## SUPPLIED DATA:
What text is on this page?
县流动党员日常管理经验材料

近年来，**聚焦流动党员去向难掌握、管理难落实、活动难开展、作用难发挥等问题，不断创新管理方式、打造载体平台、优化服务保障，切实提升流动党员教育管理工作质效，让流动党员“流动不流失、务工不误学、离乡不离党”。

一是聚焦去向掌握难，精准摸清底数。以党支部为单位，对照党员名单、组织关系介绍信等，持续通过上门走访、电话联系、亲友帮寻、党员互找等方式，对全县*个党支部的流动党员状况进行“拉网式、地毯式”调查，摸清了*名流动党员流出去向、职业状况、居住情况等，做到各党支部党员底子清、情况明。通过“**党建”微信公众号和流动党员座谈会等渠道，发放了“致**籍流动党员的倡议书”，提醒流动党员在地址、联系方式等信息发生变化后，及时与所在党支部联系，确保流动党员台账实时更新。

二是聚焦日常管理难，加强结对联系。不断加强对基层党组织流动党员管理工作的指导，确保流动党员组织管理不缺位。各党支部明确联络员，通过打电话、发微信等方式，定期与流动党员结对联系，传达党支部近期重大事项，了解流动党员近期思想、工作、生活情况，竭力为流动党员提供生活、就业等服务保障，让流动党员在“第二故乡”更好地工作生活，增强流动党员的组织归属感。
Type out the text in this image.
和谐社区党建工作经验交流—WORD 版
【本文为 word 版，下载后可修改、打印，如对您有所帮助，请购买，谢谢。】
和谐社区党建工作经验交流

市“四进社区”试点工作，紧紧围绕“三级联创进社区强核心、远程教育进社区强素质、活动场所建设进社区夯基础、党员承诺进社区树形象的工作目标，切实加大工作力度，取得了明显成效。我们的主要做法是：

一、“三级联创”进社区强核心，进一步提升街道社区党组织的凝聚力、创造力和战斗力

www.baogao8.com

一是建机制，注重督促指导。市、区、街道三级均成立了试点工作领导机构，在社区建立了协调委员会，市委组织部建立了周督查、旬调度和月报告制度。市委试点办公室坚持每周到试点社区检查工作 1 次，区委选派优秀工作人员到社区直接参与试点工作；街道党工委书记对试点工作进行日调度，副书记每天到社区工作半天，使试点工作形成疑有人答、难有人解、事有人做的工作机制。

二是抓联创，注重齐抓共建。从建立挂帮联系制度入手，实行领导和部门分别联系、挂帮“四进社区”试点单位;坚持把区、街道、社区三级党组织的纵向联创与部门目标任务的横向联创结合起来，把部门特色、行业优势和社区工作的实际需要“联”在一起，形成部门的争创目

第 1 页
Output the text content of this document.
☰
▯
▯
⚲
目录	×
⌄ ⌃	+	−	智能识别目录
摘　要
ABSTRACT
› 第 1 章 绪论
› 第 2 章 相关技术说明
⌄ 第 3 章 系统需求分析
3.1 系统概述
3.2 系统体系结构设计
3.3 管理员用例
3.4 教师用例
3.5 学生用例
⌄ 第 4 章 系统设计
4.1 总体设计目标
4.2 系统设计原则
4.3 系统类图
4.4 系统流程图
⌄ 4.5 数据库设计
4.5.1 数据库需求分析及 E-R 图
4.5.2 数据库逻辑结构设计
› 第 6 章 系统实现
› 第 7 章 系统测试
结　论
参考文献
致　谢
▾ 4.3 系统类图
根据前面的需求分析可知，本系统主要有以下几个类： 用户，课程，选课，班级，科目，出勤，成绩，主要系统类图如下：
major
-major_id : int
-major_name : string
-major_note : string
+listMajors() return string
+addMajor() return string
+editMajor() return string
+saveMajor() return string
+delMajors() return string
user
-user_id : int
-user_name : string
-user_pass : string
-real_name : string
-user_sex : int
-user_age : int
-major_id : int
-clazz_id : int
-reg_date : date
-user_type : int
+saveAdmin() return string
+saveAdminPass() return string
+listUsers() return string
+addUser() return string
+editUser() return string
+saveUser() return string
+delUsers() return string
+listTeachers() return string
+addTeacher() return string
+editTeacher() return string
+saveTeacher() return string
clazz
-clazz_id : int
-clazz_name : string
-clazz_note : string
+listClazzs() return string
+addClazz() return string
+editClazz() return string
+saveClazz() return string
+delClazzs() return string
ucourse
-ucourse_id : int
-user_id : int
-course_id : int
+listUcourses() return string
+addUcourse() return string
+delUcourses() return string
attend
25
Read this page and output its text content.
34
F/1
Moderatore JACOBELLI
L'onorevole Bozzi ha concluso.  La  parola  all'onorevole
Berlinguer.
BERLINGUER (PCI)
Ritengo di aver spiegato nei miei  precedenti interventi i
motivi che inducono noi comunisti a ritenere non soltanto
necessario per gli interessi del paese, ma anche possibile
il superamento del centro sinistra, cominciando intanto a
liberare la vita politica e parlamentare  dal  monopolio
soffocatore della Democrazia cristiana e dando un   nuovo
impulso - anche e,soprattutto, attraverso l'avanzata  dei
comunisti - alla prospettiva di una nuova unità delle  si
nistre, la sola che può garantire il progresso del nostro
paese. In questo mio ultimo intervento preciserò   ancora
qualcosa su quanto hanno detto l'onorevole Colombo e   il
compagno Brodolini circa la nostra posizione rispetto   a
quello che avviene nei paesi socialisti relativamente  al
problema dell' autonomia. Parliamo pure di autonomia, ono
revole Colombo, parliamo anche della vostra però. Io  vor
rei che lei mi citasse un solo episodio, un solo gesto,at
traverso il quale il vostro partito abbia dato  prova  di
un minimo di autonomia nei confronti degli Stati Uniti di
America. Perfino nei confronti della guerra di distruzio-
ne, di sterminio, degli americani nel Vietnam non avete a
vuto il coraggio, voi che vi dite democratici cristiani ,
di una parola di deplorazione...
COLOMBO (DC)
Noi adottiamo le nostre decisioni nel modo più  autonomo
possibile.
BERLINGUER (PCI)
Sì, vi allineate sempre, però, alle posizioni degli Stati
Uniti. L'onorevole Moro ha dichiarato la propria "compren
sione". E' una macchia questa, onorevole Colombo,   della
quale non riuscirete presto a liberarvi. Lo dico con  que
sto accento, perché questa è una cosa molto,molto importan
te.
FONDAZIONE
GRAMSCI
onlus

## TASK DETAILS:
Write out every entry word for word.

## WRITTEN SOLUTION:
What text is on this page?
县流动党员日常管理经验材料

近年来，**聚焦流动党员去向难掌握、管理难落实、活动难开展、作用难发挥等问题，不断创新管理方式、打造载体平台、优化服务保障，切实提升流动党员教育管理工作质效，让流动党员“流动不流失、务工不误学、离乡不离党”。

一是聚焦去向掌握难，精准摸清底数。以党支部为单位，对照党员名单、组织关系介绍信等，持续通过上门走访、电话联系、亲友帮寻、党员互找等方式，对全县*个党支部的流动党员状况进行“拉网式、地毯式”调查，摸清了*名流动党员流出去向、职业状况、居住情况等，做到各党支部党员底子清、情况明。通过“**党建”微信公众号和流动党员座谈会等渠道，发放了“致**籍流动党员的倡议书”，提醒流动党员在地址、联系方式等信息发生变化后，及时与所在党支部联系，确保流动党员台账实时更新。

二是聚焦日常管理难，加强结对联系。不断加强对基层党组织流动党员管理工作的指导，确保流动党员组织管理不缺位。各党支部明确联络员，通过打电话、发微信等方式，定期与流动党员结对联系，传达党支部近期重大事项，了解流动党员近期思想、工作、生活情况，竭力为流动党员提供生活、就业等服务保障，让流动党员在“第二故乡”更好地工作生活，增强流动党员的组织归属感。
Type out the text in this image.
和谐社区党建工作经验交流—WORD 版
【本文为 word 版，下载后可修改、打印，如对您有所帮助，请购买，谢谢。】
和谐社区党建工作经验交流

市“四进社区”试点工作，紧紧围绕“三级联创进社区强核心、远程教育进社区强素质、活动场所建设进社区夯基础、党员承诺进社区树形象的工作目标，切实加大工作力度，取得了明显成效。我们的主要做法是：

一、“三级联创”进社区强核心，进一步提升街道社区党组织的凝聚力、创造力和战斗力

www.baogao8.com

一是建机制，注重督促指导。市、区、街道三级均成立了试点工作领导机构，在社区建立了协调委员会，市委组织部建立了周督查、旬调度和月报告制度。市委试点办公室坚持每周到试点社区检查工作 1 次，区委选派优秀工作人员到社区直接参与试点工作；街道党工委书记对试点工作进行日调度，副书记每天到社区工作半天，使试点工作形成疑有人答、难有人解、事有人做的工作机制。

二是抓联创，注重齐抓共建。从建立挂帮联系制度入手，实行领导和部门分别联系、挂帮“四进社区”试点单位;坚持把区、街道、社区三级党组织的纵向联创与部门目标任务的横向联创结合起来，把部门特色、行业优势和社区工作的实际需要“联”在一起，形成部门的争创目

第 1 页
Output the text content of this document.
☰
▯
▯
⚲
目录	×
⌄ ⌃	+	−	智能识别目录
摘　要
ABSTRACT
› 第 1 章 绪论
› 第 2 章 相关技术说明
⌄ 第 3 章 系统需求分析
3.1 系统概述
3.2 系统体系结构设计
3.3 管理员用例
3.4 教师用例
3.5 学生用例
⌄ 第 4 章 系统设计
4.1 总体设计目标
4.2 系统设计原则
4.3 系统类图
4.4 系统流程图
⌄ 4.5 数据库设计
4.5.1 数据库需求分析及 E-R 图
4.5.2 数据库逻辑结构设计
› 第 6 章 系统实现
› 第 7 章 系统测试
结　论
参考文献
致　谢
▾ 4.3 系统类图
根据前面的需求分析可知，本系统主要有以下几个类： 用户，课程，选课，班级，科目，出勤，成绩，主要系统类图如下：
major
-major_id : int
-major_name : string
-major_note : string
+listMajors() return string
+addMajor() return string
+editMajor() return string
+saveMajor() return string
+delMajors() return string
user
-user_id : int
-user_name : string
-user_pass : string
-real_name : string
-user_sex : int
-user_age : int
-major_id : int
-clazz_id : int
-reg_date : date
-user_type : int
+saveAdmin() return string
+saveAdminPass() return string
+listUsers() return string
+addUser() return string
+editUser() return string
+saveUser() return string
+delUsers() return string
+listTeachers() return string
+addTeacher() return string
+editTeacher() return string
+saveTeacher() return string
clazz
-clazz_id : int
-clazz_name : string
-clazz_note : string
+listClazzs() return string
+addClazz() return string
+editClazz() return string
+saveClazz() return string
+delClazzs() return string
ucourse
-ucourse_id : int
-user_id : int
-course_id : int
+listUcourses() return string
+addUcourse() return string
+delUcourses() return string
attend
25
Read this page and output its text content.
34
F/1
Moderatore JACOBELLI
L'onorevole Bozzi ha concluso.  La  parola  all'onorevole
Berlinguer.
BERLINGUER (PCI)
Ritengo di aver spiegato nei miei  precedenti interventi i
motivi che inducono noi comunisti a ritenere non soltanto
necessario per gli interessi del paese, ma anche possibile
il superamento del centro sinistra, cominciando intanto a
liberare la vita politica e parlamentare  dal  monopolio
soffocatore della Democrazia cristiana e dando un   nuovo
impulso - anche e,soprattutto, attraverso l'avanzata  dei
comunisti - alla prospettiva di una nuova unità delle  si
nistre, la sola che può garantire il progresso del nostro
paese. In questo mio ultimo intervento preciserò   ancora
qualcosa su quanto hanno detto l'onorevole Colombo e   il
compagno Brodolini circa la nostra posizione rispetto   a
quello che avviene nei paesi socialisti relativamente  al
problema dell' autonomia. Parliamo pure di autonomia, ono
revole Colombo, parliamo anche della vostra però. Io  vor
rei che lei mi citasse un solo episodio, un solo gesto,at
traverso il quale il vostro partito abbia dato  prova  di
un minimo di autonomia nei confronti degli Stati Uniti di
America. Perfino nei confronti della guerra di distruzio-
ne, di sterminio, degli americani nel Vietnam non avete a
vuto il coraggio, voi che vi dite democratici cristiani ,
di una parola di deplorazione...
COLOMBO (DC)
Noi adottiamo le nostre decisioni nel modo più  autonomo
possibile.
BERLINGUER (PCI)
Sì, vi allineate sempre, però, alle posizioni degli Stati
Uniti. L'onorevole Moro ha dichiarato la propria "compren
sione". E' una macchia questa, onorevole Colombo,   della
quale non riuscirete presto a liberarvi. Lo dico con  que
sto accento, perché questa è una cosa molto,molto importan
te.
FONDAZIONE
GRAMSCI
onlus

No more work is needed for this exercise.